● Problem to work on: Would you transcribe the listing that follows, character for character, and omit its images?

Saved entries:
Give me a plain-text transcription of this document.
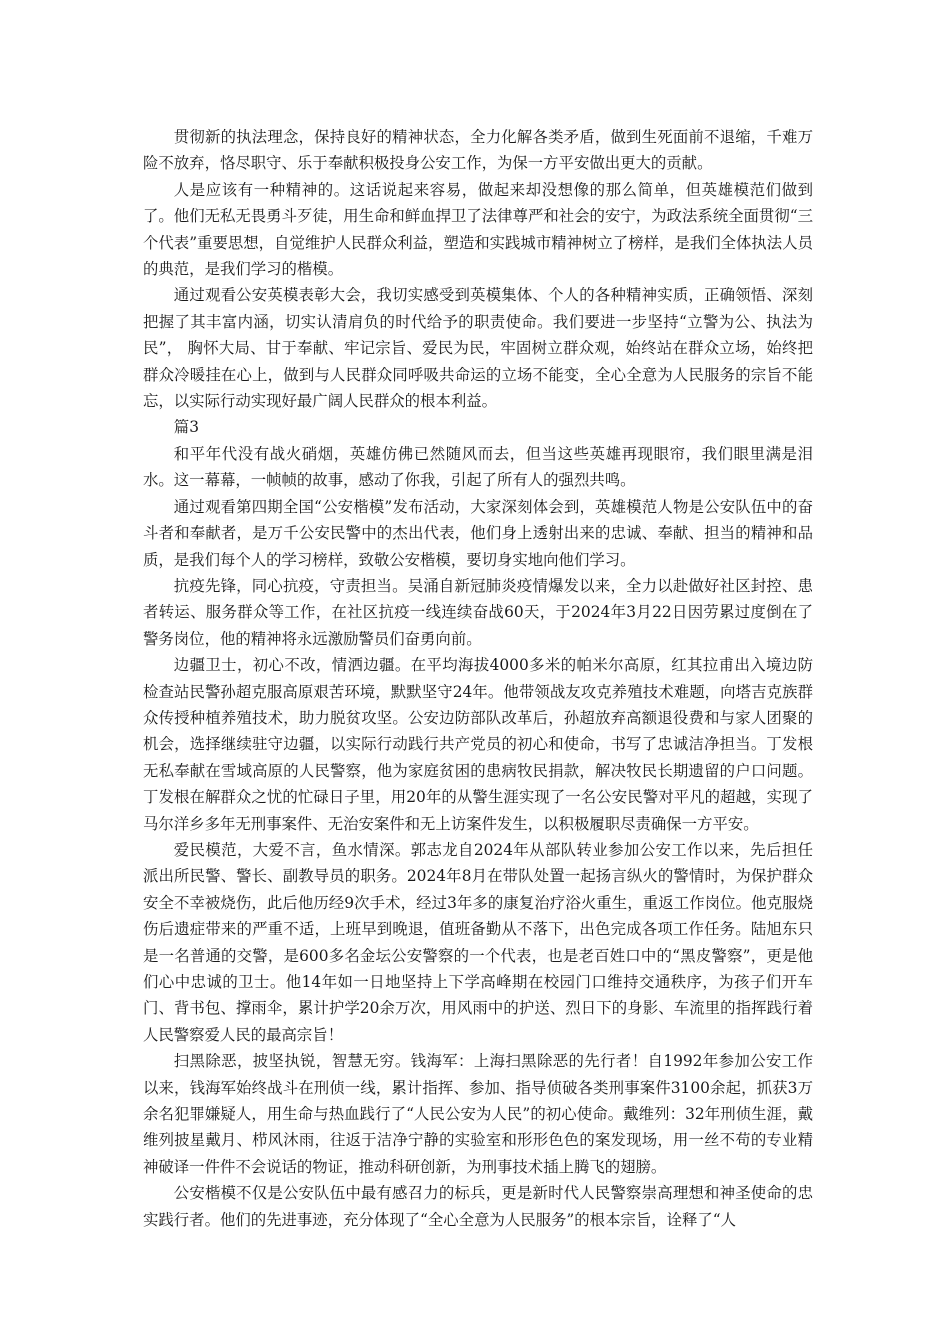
贯彻新的执法理念，保持良好的精神状态，全力化解各类矛盾，做到生死面前不退缩，千难万险不放弃，恪尽职守、乐于奉献积极投身公安工作，为保一方平安做出更大的贡献。

人是应该有一种精神的。这话说起来容易，做起来却没想像的那么简单，但英雄模范们做到了。他们无私无畏勇斗歹徒，用生命和鲜血捍卫了法律尊严和社会的安宁，为政法系统全面贯彻“三个代表”重要思想，自觉维护人民群众利益，塑造和实践城市精神树立了榜样，是我们全体执法人员的典范，是我们学习的楷模。

通过观看公安英模表彰大会，我切实感受到英模集体、个人的各种精神实质，正确领悟、深刻把握了其丰富内涵，切实认清肩负的时代给予的职责使命。我们要进一步坚持“立警为公、执法为民”， 胸怀大局、甘于奉献、牢记宗旨、爱民为民，牢固树立群众观，始终站在群众立场，始终把群众冷暖挂在心上，做到与人民群众同呼吸共命运的立场不能变，全心全意为人民服务的宗旨不能忘，以实际行动实现好最广阔人民群众的根本利益。

篇3

和平年代没有战火硝烟，英雄仿佛已然随风而去，但当这些英雄再现眼帘，我们眼里满是泪水。这一幕幕，一帧帧的故事，感动了你我，引起了所有人的强烈共鸣。

通过观看第四期全国“公安楷模”发布活动，大家深刻体会到，英雄模范人物是公安队伍中的奋斗者和奉献者，是万千公安民警中的杰出代表，他们身上透射出来的忠诚、奉献、担当的精神和品质，是我们每个人的学习榜样，致敬公安楷模，要切身实地向他们学习。

抗疫先锋，同心抗疫，守责担当。吴涌自新冠肺炎疫情爆发以来，全力以赴做好社区封控、患者转运、服务群众等工作，在社区抗疫一线连续奋战60天，于2024年3月22日因劳累过度倒在了警务岗位，他的精神将永远激励警员们奋勇向前。

边疆卫士，初心不改，情洒边疆。在平均海拔4000多米的帕米尔高原，红其拉甫出入境边防检查站民警孙超克服高原艰苦环境，默默坚守24年。他带领战友攻克养殖技术难题，向塔吉克族群众传授种植养殖技术，助力脱贫攻坚。公安边防部队改革后，孙超放弃高额退役费和与家人团聚的机会，选择继续驻守边疆，以实际行动践行共产党员的初心和使命，书写了忠诚洁净担当。丁发根无私奉献在雪域高原的人民警察，他为家庭贫困的患病牧民捐款，解决牧民长期遗留的户口问题。丁发根在解群众之忧的忙碌日子里，用20年的从警生涯实现了一名公安民警对平凡的超越，实现了马尔洋乡多年无刑事案件、无治安案件和无上访案件发生，以积极履职尽责确保一方平安。

爱民模范，大爱不言，鱼水情深。郭志龙自2024年从部队转业参加公安工作以来，先后担任派出所民警、警长、副教导员的职务。2024年8月在带队处置一起扬言纵火的警情时，为保护群众安全不幸被烧伤，此后他历经9次手术，经过3年多的康复治疗浴火重生，重返工作岗位。他克服烧伤后遗症带来的严重不适，上班早到晚退，值班备勤从不落下，出色完成各项工作任务。陆旭东只是一名普通的交警，是600多名金坛公安警察的一个代表，也是老百姓口中的“黑皮警察”，更是他们心中忠诚的卫士。他14年如一日地坚持上下学高峰期在校园门口维持交通秩序，为孩子们开车门、背书包、撑雨伞，累计护学20余万次，用风雨中的护送、烈日下的身影、车流里的指挥践行着人民警察爱人民的最高宗旨！

扫黑除恶，披坚执锐，智慧无穷。钱海军：上海扫黑除恶的先行者！自1992年参加公安工作以来，钱海军始终战斗在刑侦一线，累计指挥、参加、指导侦破各类刑事案件3100余起，抓获3万余名犯罪嫌疑人，用生命与热血践行了“人民公安为人民”的初心使命。戴维列：32年刑侦生涯，戴维列披星戴月、栉风沐雨，往返于洁净宁静的实验室和形形色色的案发现场，用一丝不苟的专业精神破译一件件不会说话的物证，推动科研创新，为刑事技术插上腾飞的翅膀。

公安楷模不仅是公安队伍中最有感召力的标兵，更是新时代人民警察崇高理想和神圣使命的忠实践行者。他们的先进事迹，充分体现了“全心全意为人民服务”的根本宗旨，诠释了“人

● Finished task:
Give me a plain-text transcription of this document.
贯彻新的执法理念，保持良好的精神状态，全力化解各类矛盾，做到生死面前不退缩，千难万险不放弃，恪尽职守、乐于奉献积极投身公安工作，为保一方平安做出更大的贡献。

人是应该有一种精神的。这话说起来容易，做起来却没想像的那么简单，但英雄模范们做到了。他们无私无畏勇斗歹徒，用生命和鲜血捍卫了法律尊严和社会的安宁，为政法系统全面贯彻“三个代表”重要思想，自觉维护人民群众利益，塑造和实践城市精神树立了榜样，是我们全体执法人员的典范，是我们学习的楷模。

通过观看公安英模表彰大会，我切实感受到英模集体、个人的各种精神实质，正确领悟、深刻把握了其丰富内涵，切实认清肩负的时代给予的职责使命。我们要进一步坚持“立警为公、执法为民”， 胸怀大局、甘于奉献、牢记宗旨、爱民为民，牢固树立群众观，始终站在群众立场，始终把群众冷暖挂在心上，做到与人民群众同呼吸共命运的立场不能变，全心全意为人民服务的宗旨不能忘，以实际行动实现好最广阔人民群众的根本利益。

篇3

和平年代没有战火硝烟，英雄仿佛已然随风而去，但当这些英雄再现眼帘，我们眼里满是泪水。这一幕幕，一帧帧的故事，感动了你我，引起了所有人的强烈共鸣。

通过观看第四期全国“公安楷模”发布活动，大家深刻体会到，英雄模范人物是公安队伍中的奋斗者和奉献者，是万千公安民警中的杰出代表，他们身上透射出来的忠诚、奉献、担当的精神和品质，是我们每个人的学习榜样，致敬公安楷模，要切身实地向他们学习。

抗疫先锋，同心抗疫，守责担当。吴涌自新冠肺炎疫情爆发以来，全力以赴做好社区封控、患者转运、服务群众等工作，在社区抗疫一线连续奋战60天，于2024年3月22日因劳累过度倒在了警务岗位，他的精神将永远激励警员们奋勇向前。

边疆卫士，初心不改，情洒边疆。在平均海拔4000多米的帕米尔高原，红其拉甫出入境边防检查站民警孙超克服高原艰苦环境，默默坚守24年。他带领战友攻克养殖技术难题，向塔吉克族群众传授种植养殖技术，助力脱贫攻坚。公安边防部队改革后，孙超放弃高额退役费和与家人团聚的机会，选择继续驻守边疆，以实际行动践行共产党员的初心和使命，书写了忠诚洁净担当。丁发根无私奉献在雪域高原的人民警察，他为家庭贫困的患病牧民捐款，解决牧民长期遗留的户口问题。丁发根在解群众之忧的忙碌日子里，用20年的从警生涯实现了一名公安民警对平凡的超越，实现了马尔洋乡多年无刑事案件、无治安案件和无上访案件发生，以积极履职尽责确保一方平安。

爱民模范，大爱不言，鱼水情深。郭志龙自2024年从部队转业参加公安工作以来，先后担任派出所民警、警长、副教导员的职务。2024年8月在带队处置一起扬言纵火的警情时，为保护群众安全不幸被烧伤，此后他历经9次手术，经过3年多的康复治疗浴火重生，重返工作岗位。他克服烧伤后遗症带来的严重不适，上班早到晚退，值班备勤从不落下，出色完成各项工作任务。陆旭东只是一名普通的交警，是600多名金坛公安警察的一个代表，也是老百姓口中的“黑皮警察”，更是他们心中忠诚的卫士。他14年如一日地坚持上下学高峰期在校园门口维持交通秩序，为孩子们开车门、背书包、撑雨伞，累计护学20余万次，用风雨中的护送、烈日下的身影、车流里的指挥践行着人民警察爱人民的最高宗旨！

扫黑除恶，披坚执锐，智慧无穷。钱海军：上海扫黑除恶的先行者！自1992年参加公安工作以来，钱海军始终战斗在刑侦一线，累计指挥、参加、指导侦破各类刑事案件3100余起，抓获3万余名犯罪嫌疑人，用生命与热血践行了“人民公安为人民”的初心使命。戴维列：32年刑侦生涯，戴维列披星戴月、栉风沐雨，往返于洁净宁静的实验室和形形色色的案发现场，用一丝不苟的专业精神破译一件件不会说话的物证，推动科研创新，为刑事技术插上腾飞的翅膀。

公安楷模不仅是公安队伍中最有感召力的标兵，更是新时代人民警察崇高理想和神圣使命的忠实践行者。他们的先进事迹，充分体现了“全心全意为人民服务”的根本宗旨，诠释了“人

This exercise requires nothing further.